WHAT NEEDS TO BE DONE: Provide a single number: the count of lines containing the string "with".

------------------------------------

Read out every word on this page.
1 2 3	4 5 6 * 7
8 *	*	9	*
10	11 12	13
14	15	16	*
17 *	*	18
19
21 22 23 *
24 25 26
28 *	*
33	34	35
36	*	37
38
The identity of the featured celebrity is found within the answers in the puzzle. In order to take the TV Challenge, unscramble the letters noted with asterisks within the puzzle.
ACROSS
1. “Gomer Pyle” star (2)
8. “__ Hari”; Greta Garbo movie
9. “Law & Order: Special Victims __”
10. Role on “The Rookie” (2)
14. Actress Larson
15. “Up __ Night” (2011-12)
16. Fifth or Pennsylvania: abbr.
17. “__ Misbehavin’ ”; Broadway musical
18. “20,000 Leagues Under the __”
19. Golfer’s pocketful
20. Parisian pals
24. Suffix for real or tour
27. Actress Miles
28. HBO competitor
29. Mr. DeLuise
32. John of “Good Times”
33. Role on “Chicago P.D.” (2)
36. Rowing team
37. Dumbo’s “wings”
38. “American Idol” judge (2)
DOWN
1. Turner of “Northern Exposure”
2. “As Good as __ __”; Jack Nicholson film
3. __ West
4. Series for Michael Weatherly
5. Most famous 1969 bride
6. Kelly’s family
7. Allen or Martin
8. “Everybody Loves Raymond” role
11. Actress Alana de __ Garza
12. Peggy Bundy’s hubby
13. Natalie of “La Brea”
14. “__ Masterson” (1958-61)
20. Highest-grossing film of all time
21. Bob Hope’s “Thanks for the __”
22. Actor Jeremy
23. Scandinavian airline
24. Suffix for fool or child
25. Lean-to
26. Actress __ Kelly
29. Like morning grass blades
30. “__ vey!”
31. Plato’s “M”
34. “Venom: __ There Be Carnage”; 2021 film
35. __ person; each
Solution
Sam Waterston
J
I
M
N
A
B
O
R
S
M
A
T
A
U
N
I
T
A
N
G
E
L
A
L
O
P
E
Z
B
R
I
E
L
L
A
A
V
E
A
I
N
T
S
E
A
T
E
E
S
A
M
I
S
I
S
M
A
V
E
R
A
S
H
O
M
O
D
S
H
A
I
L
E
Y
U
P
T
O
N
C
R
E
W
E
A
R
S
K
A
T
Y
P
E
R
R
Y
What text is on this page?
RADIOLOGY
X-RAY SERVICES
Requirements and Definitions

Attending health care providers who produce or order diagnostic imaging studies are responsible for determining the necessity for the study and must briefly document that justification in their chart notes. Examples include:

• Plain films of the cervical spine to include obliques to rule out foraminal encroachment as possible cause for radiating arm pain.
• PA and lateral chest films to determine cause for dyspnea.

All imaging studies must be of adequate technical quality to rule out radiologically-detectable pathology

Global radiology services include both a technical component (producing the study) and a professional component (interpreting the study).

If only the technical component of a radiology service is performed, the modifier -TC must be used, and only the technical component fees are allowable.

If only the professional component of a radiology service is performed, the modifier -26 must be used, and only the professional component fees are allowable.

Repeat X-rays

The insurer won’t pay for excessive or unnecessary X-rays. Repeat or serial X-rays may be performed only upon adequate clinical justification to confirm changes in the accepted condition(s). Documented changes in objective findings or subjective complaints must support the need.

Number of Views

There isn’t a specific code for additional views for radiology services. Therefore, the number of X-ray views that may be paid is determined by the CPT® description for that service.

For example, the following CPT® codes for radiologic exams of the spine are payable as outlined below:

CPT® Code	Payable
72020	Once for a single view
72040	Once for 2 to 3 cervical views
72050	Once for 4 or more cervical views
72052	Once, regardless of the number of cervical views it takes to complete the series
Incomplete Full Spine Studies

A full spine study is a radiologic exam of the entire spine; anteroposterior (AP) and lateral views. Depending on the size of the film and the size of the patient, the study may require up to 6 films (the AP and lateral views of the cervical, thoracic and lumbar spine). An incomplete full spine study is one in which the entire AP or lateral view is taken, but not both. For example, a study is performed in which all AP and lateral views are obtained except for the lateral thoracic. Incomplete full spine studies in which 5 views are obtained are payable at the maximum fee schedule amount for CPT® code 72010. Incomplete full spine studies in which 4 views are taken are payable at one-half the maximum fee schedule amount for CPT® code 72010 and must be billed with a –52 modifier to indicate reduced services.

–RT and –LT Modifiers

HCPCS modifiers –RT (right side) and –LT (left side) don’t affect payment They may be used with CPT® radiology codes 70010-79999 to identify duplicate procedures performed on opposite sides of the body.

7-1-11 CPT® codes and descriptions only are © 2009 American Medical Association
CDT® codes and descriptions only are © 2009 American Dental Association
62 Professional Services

------------------------------------

RESPONSE TO THE EXERCISE: 3